=== JOB ===
Retype, without any changes, the lines from the line with "instruction-card: Take a" to the line with "last-name-label: Last Name", both included.

[Collection entries]
····················
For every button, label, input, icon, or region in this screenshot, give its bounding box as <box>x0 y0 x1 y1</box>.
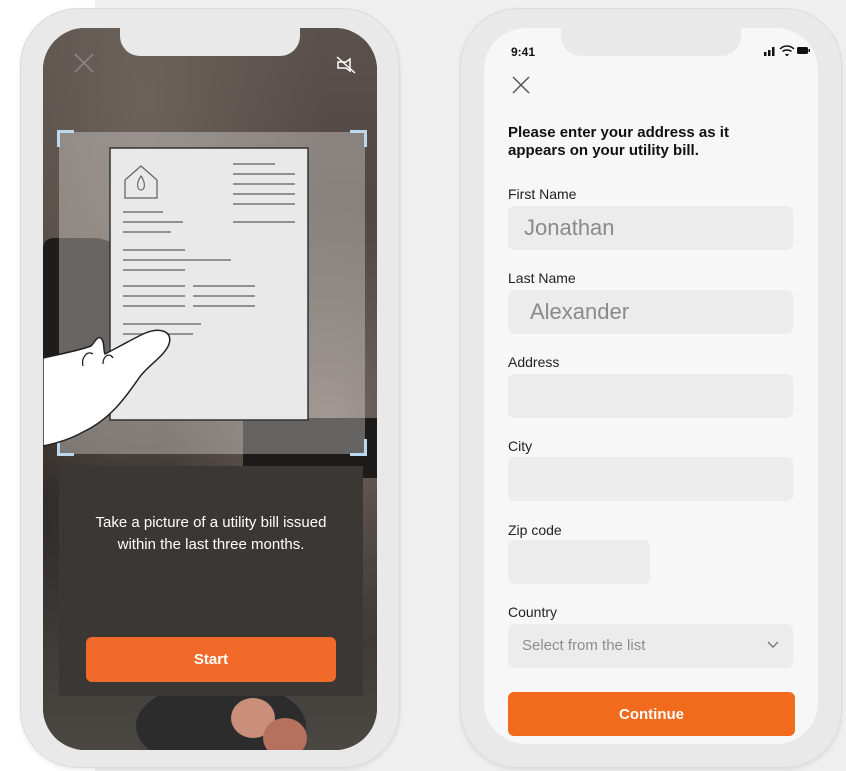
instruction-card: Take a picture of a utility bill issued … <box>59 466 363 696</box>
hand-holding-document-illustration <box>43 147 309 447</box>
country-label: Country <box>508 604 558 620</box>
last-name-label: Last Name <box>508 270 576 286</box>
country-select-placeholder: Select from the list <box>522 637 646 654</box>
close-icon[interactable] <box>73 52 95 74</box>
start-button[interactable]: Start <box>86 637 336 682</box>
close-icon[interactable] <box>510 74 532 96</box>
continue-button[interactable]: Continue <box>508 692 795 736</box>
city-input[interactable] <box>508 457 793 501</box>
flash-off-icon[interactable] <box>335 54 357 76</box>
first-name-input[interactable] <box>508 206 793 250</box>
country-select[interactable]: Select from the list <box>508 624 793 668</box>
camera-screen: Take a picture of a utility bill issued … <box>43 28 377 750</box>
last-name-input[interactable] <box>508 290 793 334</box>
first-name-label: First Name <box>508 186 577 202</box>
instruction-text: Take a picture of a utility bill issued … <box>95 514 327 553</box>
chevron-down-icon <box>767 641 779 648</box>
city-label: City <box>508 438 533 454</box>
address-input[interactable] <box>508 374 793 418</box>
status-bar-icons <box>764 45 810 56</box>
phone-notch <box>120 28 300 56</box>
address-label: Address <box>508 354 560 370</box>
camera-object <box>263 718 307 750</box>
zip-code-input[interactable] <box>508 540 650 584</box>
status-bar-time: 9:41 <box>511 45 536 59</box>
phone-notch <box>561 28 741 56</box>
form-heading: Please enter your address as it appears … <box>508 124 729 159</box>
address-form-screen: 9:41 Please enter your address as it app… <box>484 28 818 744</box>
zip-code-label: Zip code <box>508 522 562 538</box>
····················
=== REPLY ===
instruction-card: Take a picture of a utility bill issued … <box>59 466 363 696</box>
hand-holding-document-illustration <box>43 147 309 447</box>
country-label: Country <box>508 604 558 620</box>
last-name-label: Last Name <box>508 270 576 286</box>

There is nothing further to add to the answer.